__The problem__: Exclude images, then output the remaining data verbatim.

(Extracted data entries)
[start]
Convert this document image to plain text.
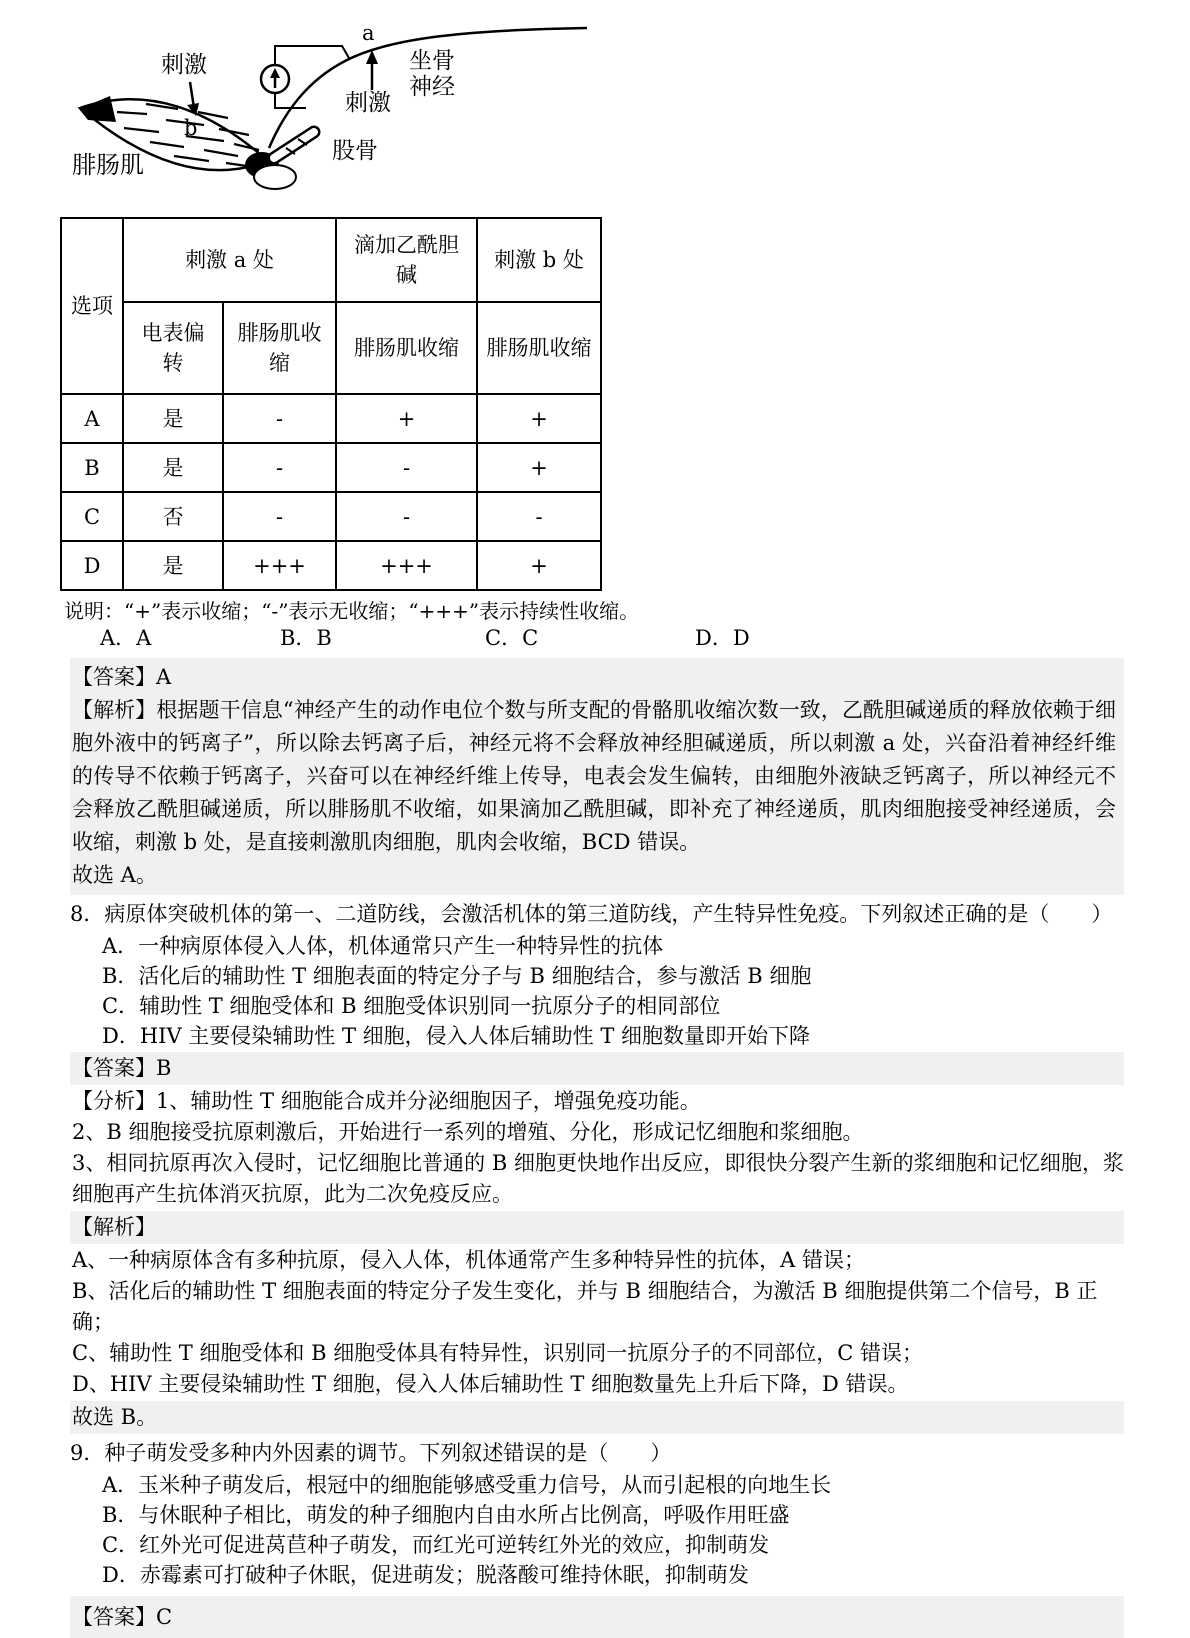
刺激
b
腓肠肌
a
刺激
坐骨
神经
股骨
选项	刺激 a 处		滴加乙酰胆碱	刺激 b 处
	电表偏转	腓肠肌收缩	腓肠肌收缩	腓肠肌收缩
A	是	-	+	+
B	是	-	-	+
C	否	-	-	-
D	是	+++	+++	+
说明：“+”表示收缩；“-”表示无收缩；“+++”表示持续性收缩。
A．A	B．B	C．C	D．D

【答案】A

【解析】根据题干信息“神经产生的动作电位个数与所支配的骨骼肌收缩次数一致，乙酰胆碱递质的释放依赖于细胞外液中的钙离子”，所以除去钙离子后，神经元将不会释放神经胆碱递质，所以刺激 a 处，兴奋沿着神经纤维的传导不依赖于钙离子，兴奋可以在神经纤维上传导，电表会发生偏转，由细胞外液缺乏钙离子，所以神经元不会释放乙酰胆碱递质，所以腓肠肌不收缩，如果滴加乙酰胆碱，即补充了神经递质，肌肉细胞接受神经递质，会收缩，刺激 b 处，是直接刺激肌肉细胞，肌肉会收缩，BCD 错误。

故选 A。

8．病原体突破机体的第一、二道防线，会激活机体的第三道防线，产生特异性免疫。下列叙述正确的是（　　）
A．一种病原体侵入人体，机体通常只产生一种特异性的抗体
B．活化后的辅助性 T 细胞表面的特定分子与 B 细胞结合，参与激活 B 细胞
C．辅助性 T 细胞受体和 B 细胞受体识别同一抗原分子的相同部位
D．HIV 主要侵染辅助性 T 细胞，侵入人体后辅助性 T 细胞数量即开始下降
【答案】B
【分析】1、辅助性 T 细胞能合成并分泌细胞因子，增强免疫功能。
2、B 细胞接受抗原刺激后，开始进行一系列的增殖、分化，形成记忆细胞和浆细胞。

3、相同抗原再次入侵时，记忆细胞比普通的 B 细胞更快地作出反应，即很快分裂产生新的浆细胞和记忆细胞，浆细胞再产生抗体消灭抗原，此为二次免疫反应。

【解析】
A、一种病原体含有多种抗原，侵入人体，机体通常产生多种特异性的抗体，A 错误；
B、活化后的辅助性 T 细胞表面的特定分子发生变化，并与 B 细胞结合，为激活 B 细胞提供第二个信号，B 正确；
C、辅助性 T 细胞受体和 B 细胞受体具有特异性，识别同一抗原分子的不同部位，C 错误；
D、HIV 主要侵染辅助性 T 细胞，侵入人体后辅助性 T 细胞数量先上升后下降，D 错误。
故选 B。
9．种子萌发受多种内外因素的调节。下列叙述错误的是（　　）
A．玉米种子萌发后，根冠中的细胞能够感受重力信号，从而引起根的向地生长
B．与休眠种子相比，萌发的种子细胞内自由水所占比例高，呼吸作用旺盛
C．红外光可促进莴苣种子萌发，而红光可逆转红外光的效应，抑制萌发
D．赤霉素可打破种子休眠，促进萌发；脱落酸可维持休眠，抑制萌发
【答案】C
[end]
__The answer__:
Convert this document image to plain text.
刺激
b
腓肠肌
a
刺激
坐骨
神经
股骨
选项	刺激 a 处		滴加乙酰胆碱	刺激 b 处
	电表偏转	腓肠肌收缩	腓肠肌收缩	腓肠肌收缩
A	是	-	+	+
B	是	-	-	+
C	否	-	-	-
D	是	+++	+++	+
说明：“+”表示收缩；“-”表示无收缩；“+++”表示持续性收缩。
A．A	B．B	C．C	D．D

【答案】A

【解析】根据题干信息“神经产生的动作电位个数与所支配的骨骼肌收缩次数一致，乙酰胆碱递质的释放依赖于细胞外液中的钙离子”，所以除去钙离子后，神经元将不会释放神经胆碱递质，所以刺激 a 处，兴奋沿着神经纤维的传导不依赖于钙离子，兴奋可以在神经纤维上传导，电表会发生偏转，由细胞外液缺乏钙离子，所以神经元不会释放乙酰胆碱递质，所以腓肠肌不收缩，如果滴加乙酰胆碱，即补充了神经递质，肌肉细胞接受神经递质，会收缩，刺激 b 处，是直接刺激肌肉细胞，肌肉会收缩，BCD 错误。

故选 A。

8．病原体突破机体的第一、二道防线，会激活机体的第三道防线，产生特异性免疫。下列叙述正确的是（　　）
A．一种病原体侵入人体，机体通常只产生一种特异性的抗体
B．活化后的辅助性 T 细胞表面的特定分子与 B 细胞结合，参与激活 B 细胞
C．辅助性 T 细胞受体和 B 细胞受体识别同一抗原分子的相同部位
D．HIV 主要侵染辅助性 T 细胞，侵入人体后辅助性 T 细胞数量即开始下降
【答案】B
【分析】1、辅助性 T 细胞能合成并分泌细胞因子，增强免疫功能。
2、B 细胞接受抗原刺激后，开始进行一系列的增殖、分化，形成记忆细胞和浆细胞。

3、相同抗原再次入侵时，记忆细胞比普通的 B 细胞更快地作出反应，即很快分裂产生新的浆细胞和记忆细胞，浆细胞再产生抗体消灭抗原，此为二次免疫反应。

【解析】
A、一种病原体含有多种抗原，侵入人体，机体通常产生多种特异性的抗体，A 错误；
B、活化后的辅助性 T 细胞表面的特定分子发生变化，并与 B 细胞结合，为激活 B 细胞提供第二个信号，B 正确；
C、辅助性 T 细胞受体和 B 细胞受体具有特异性，识别同一抗原分子的不同部位，C 错误；
D、HIV 主要侵染辅助性 T 细胞，侵入人体后辅助性 T 细胞数量先上升后下降，D 错误。
故选 B。
9．种子萌发受多种内外因素的调节。下列叙述错误的是（　　）
A．玉米种子萌发后，根冠中的细胞能够感受重力信号，从而引起根的向地生长
B．与休眠种子相比，萌发的种子细胞内自由水所占比例高，呼吸作用旺盛
C．红外光可促进莴苣种子萌发，而红光可逆转红外光的效应，抑制萌发
D．赤霉素可打破种子休眠，促进萌发；脱落酸可维持休眠，抑制萌发
【答案】C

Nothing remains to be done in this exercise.